[Records contained in a dataset]
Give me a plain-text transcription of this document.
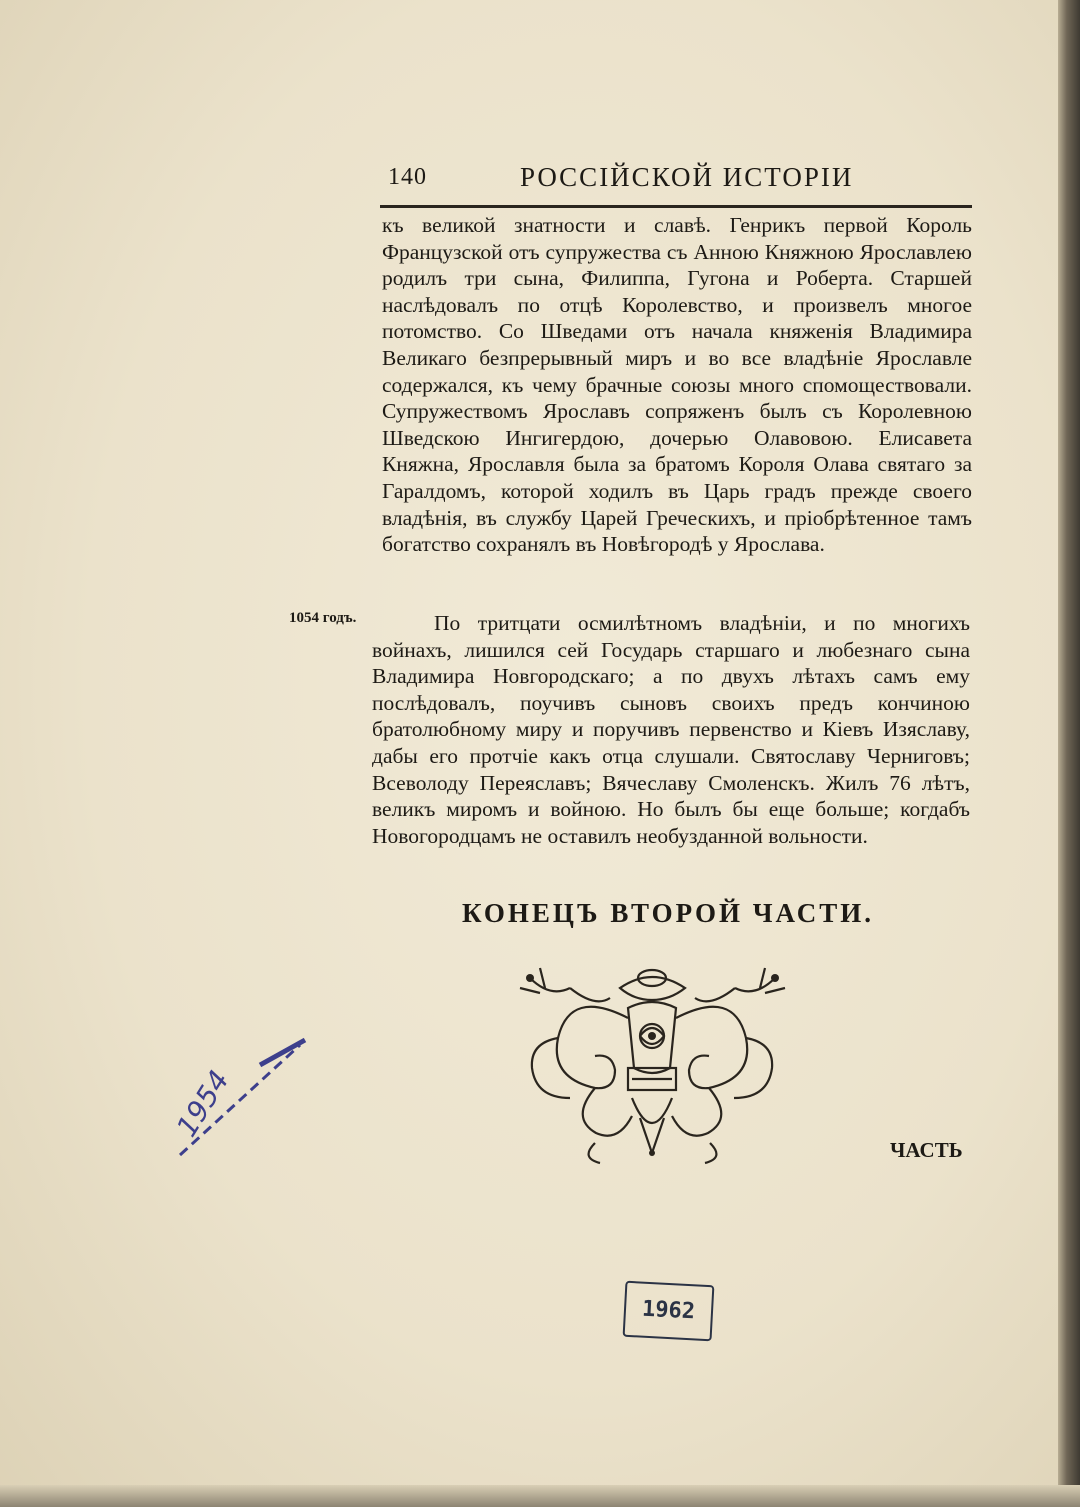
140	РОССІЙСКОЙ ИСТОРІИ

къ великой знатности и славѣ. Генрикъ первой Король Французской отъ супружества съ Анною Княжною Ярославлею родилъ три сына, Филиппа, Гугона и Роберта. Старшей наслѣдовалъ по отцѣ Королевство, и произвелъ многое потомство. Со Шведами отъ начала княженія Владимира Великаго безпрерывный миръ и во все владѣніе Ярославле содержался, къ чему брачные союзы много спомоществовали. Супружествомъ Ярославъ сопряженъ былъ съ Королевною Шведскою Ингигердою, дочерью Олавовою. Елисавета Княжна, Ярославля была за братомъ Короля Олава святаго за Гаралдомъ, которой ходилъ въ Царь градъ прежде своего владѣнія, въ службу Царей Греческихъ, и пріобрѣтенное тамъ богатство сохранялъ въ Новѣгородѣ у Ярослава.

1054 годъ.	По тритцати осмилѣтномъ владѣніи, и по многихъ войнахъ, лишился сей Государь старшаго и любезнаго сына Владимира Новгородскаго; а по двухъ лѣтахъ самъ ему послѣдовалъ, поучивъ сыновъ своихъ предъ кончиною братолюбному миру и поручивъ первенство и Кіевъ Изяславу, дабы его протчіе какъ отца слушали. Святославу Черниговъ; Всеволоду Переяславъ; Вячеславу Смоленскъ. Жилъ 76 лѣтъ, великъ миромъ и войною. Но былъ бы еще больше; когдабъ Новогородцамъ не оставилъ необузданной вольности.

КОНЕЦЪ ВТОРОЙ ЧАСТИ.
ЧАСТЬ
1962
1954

▶ THE EXERCISE
Pick out and copy every line that contains the word "былъ".

▶ ANSWER TO THE EXERCISE
къ великой знатности и славѣ. Генрикъ первой Король Французской отъ супружества съ Анною Княжною Ярославлею родилъ три сына, Филиппа, Гугона и Роберта. Старшей наслѣдовалъ по отцѣ Королевство, и произвелъ многое потомство. Со Шведами отъ начала княженія Владимира Великаго безпрерывный миръ и во все владѣніе Ярославле содержался, къ чему брачные союзы много спомоществовали. Супружествомъ Ярославъ сопряженъ былъ съ Королевною Шведскою Ингигердою, дочерью Олавовою. Елисавета Княжна, Ярославля была за братомъ Короля Олава святаго за Гаралдомъ, которой ходилъ въ Царь градъ прежде своего владѣнія, въ службу Царей Греческихъ, и пріобрѣтенное тамъ богатство сохранялъ въ Новѣгородѣ у Ярослава.
1054 годъ.	По тритцати осмилѣтномъ владѣніи, и по многихъ войнахъ, лишился сей Государь старшаго и любезнаго сына Владимира Новгородскаго; а по двухъ лѣтахъ самъ ему послѣдовалъ, поучивъ сыновъ своихъ предъ кончиною братолюбному миру и поручивъ первенство и Кіевъ Изяславу, дабы его протчіе какъ отца слушали. Святославу Черниговъ; Всеволоду Переяславъ; Вячеславу Смоленскъ. Жилъ 76 лѣтъ, великъ миромъ и войною. Но былъ бы еще больше; когдабъ Новогородцамъ не оставилъ необузданной вольности.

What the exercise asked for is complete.